==== TRECHO SELECIONADO

Em 2013 há um ponto de inflexão. “Alguém que tivesse ido às manifestações e sido machucado pela polícia nos pedia, individualmente, para ser atendido, porque o trauma individual dele tinha sido muito forte”, conta a psicanalista Anna Turriani.

Em 2016, ano do impeachment de Dilma Rousseff, há outro ponto de inflexão. Agora os pedidos eram feitos por organizações, entidades e movimentos sociais. “Naquele momento fica claro para os grupos que eles precisavam se cuidar no coletivo. É a percepção dos efeitos nocivos da militância, de que se eles não se cuidassem, o trabalho deles poderia implodir”, afirma a psicanalista.

Se militar pode ser duro, a vida pode ser ainda mais. Como ter saúde mental em mundo de exclusão, racismo, machismo e homofobia? Por isso, para o grupo os especialistas, o sofrimento de militantes tem de ser tratado no coletivo, dentro do movimento. “A dor está inscrita na estrutura do que ele (militante) faz. O ativismo tem de entrada essa marca, de que machismo e racismo é uma coisa estrutural”, explica Anna.

Ela afirma ainda que a luta por direitos, por equidade, é também uma luta por saúde mental. “Não há saúde mental onde tem racismo; quando o moleque não pode escolher usar seu cabelo black porque senão ele apanha da polícia. Quem não adoece sendo humilhado?”

Depois da fantasia, paranoia e apatia

Victor Barão, psicanalista no grupo, afirma que a partir de 2016 os relatos sobre perseguição aumentaram. E o medo de uma suposta caça às bruxas pode fazer com que os militantes abram mão do projeto coletivo em detrimento de projetos pessoais, em tese mais seguros. Mas não sem dramas. Afinal, desistir da militância, ainda que temporariamente, abre caminho para um sentimento de frustração.

========
==== DADOS

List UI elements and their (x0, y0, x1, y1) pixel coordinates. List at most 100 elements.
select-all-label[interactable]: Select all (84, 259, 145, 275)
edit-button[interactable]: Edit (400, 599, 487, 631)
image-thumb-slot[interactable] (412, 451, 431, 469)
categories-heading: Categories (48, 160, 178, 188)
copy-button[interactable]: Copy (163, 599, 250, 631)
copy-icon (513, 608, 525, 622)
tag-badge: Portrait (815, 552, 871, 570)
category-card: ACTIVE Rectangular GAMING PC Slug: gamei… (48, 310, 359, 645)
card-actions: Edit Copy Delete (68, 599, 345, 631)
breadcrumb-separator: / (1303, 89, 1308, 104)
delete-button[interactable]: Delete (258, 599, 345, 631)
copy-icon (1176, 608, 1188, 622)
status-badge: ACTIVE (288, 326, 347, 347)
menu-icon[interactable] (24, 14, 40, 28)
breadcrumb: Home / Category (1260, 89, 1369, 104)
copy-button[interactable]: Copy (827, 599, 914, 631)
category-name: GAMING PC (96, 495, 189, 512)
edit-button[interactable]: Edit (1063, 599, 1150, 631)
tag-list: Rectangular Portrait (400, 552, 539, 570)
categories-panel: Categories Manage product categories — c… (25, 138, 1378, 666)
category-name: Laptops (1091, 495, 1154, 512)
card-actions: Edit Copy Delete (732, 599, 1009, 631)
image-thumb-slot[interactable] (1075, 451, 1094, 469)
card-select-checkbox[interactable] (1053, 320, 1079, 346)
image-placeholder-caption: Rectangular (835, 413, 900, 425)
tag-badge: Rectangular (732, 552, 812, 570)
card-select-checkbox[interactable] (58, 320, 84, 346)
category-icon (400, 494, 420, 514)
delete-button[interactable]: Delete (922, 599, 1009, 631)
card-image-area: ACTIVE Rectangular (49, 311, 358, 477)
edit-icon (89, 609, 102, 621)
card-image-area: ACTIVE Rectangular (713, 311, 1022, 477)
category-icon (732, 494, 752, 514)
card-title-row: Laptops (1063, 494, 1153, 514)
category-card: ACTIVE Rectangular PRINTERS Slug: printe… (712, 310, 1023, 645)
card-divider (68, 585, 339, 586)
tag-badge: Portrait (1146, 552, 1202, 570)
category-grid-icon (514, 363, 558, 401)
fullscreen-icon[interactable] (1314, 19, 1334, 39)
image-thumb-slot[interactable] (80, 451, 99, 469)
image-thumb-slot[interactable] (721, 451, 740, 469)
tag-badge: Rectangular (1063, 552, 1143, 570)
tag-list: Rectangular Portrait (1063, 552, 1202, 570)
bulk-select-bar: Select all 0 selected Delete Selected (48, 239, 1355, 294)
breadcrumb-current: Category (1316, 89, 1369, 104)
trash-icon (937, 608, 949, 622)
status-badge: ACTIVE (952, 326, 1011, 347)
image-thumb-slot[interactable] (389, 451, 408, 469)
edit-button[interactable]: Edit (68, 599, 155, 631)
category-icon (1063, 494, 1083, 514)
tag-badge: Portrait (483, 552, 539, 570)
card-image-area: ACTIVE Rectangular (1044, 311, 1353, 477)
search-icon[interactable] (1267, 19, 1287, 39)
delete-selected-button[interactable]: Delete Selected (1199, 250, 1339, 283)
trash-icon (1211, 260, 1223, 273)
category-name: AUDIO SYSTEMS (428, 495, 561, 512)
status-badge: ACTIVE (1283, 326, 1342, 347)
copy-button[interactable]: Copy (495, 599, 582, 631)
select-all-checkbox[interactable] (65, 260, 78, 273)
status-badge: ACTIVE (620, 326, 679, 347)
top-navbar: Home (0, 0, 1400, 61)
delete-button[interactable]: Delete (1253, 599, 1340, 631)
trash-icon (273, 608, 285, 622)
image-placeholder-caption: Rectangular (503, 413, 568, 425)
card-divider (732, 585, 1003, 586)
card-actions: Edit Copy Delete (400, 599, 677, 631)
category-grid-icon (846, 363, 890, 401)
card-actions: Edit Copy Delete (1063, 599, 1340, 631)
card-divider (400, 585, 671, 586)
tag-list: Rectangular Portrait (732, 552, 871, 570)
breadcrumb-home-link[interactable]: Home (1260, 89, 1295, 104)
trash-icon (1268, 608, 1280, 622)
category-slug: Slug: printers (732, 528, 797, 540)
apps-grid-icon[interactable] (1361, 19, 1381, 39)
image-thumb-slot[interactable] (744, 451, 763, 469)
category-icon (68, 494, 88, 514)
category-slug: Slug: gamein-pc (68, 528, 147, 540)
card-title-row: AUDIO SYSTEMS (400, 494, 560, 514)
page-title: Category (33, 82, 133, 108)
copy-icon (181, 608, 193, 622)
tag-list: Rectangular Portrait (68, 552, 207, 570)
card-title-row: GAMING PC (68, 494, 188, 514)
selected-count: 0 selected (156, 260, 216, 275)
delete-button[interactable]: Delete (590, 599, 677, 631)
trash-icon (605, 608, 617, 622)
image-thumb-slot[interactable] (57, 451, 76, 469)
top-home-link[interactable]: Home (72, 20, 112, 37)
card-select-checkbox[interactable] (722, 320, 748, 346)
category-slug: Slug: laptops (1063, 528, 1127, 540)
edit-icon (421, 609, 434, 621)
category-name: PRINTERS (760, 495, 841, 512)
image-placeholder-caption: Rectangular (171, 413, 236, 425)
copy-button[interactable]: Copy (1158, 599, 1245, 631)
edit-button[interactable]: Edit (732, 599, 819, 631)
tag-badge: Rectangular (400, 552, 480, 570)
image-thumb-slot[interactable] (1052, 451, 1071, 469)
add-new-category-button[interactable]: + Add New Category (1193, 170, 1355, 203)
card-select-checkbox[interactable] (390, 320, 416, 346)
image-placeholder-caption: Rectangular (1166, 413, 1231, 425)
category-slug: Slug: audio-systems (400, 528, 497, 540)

========

LISTA DE TAREFAS:
a) No trecho sobre saúde mental de militantes, em que ano os pedidos de atendimento passaram a vir de organizações, entidades e movimentos sociais?
b) Continue o trecho sobre saúde mental de militantes a partir da última frase dele.

RESPOSTAS EM ORDEM:
a) Em 2016, o ano do impeachment de Dilma Rousseff.

b)
“Notei esse retorno da paranoia com mais força nos últimos tempos, e aqui isso tem gerado uma certa apatia para eles”, reforça Laura Rozenbaum, também do Margens Clínicas.

Para os especialistas, isso decorre do fato de os movimentos sociais e grupos não conseguirem entender, nesse momento, tudo o que foi conquistado. “É algo como: fizemos tanto para isso?”, afirmam. “As pessoas estão compreendendo que grandes erros da esquerda no passado acontecem por falta de escuta. Como no caso das mulheres marginalizadas dentro do próprio movimento social”, acrescenta Anna.

Ouvir o outro passa a ser então o melhor remédio. Não só no divã do analista, mas nas ruas, nas rodas de conversa e de escuta abertas. Nesse processo, as mulheres negras estão muitos passos na dianteira. São elas que, cada vez mais, bradam: “Não dá para falar em militância sem falar do meu sofrimento.”

O GRUPO DÁ OFICINAS SOBRE COMO OUVIR O OUTRO. (FOTO: MARGENS CLÍNICAS)

Quem eu deveria ser?

Uma espécie de síndrome de super-herói, de alguém que coloca para si incumbências sobre-humanas, ou que infla demais o ideal daquilo que se deseja ser ou fazer, é responsável por provocar quedas bruscas e grandes frustrações. É aquele ou aquela que parece carregar o peso do mundo nas costas.

Se por um lado os ideais ajudam os militantes a agirem, eles são responsáveis pela repetição eterna do fracasso. Afinal, é um ideal. Quanto maior, mais distante fica.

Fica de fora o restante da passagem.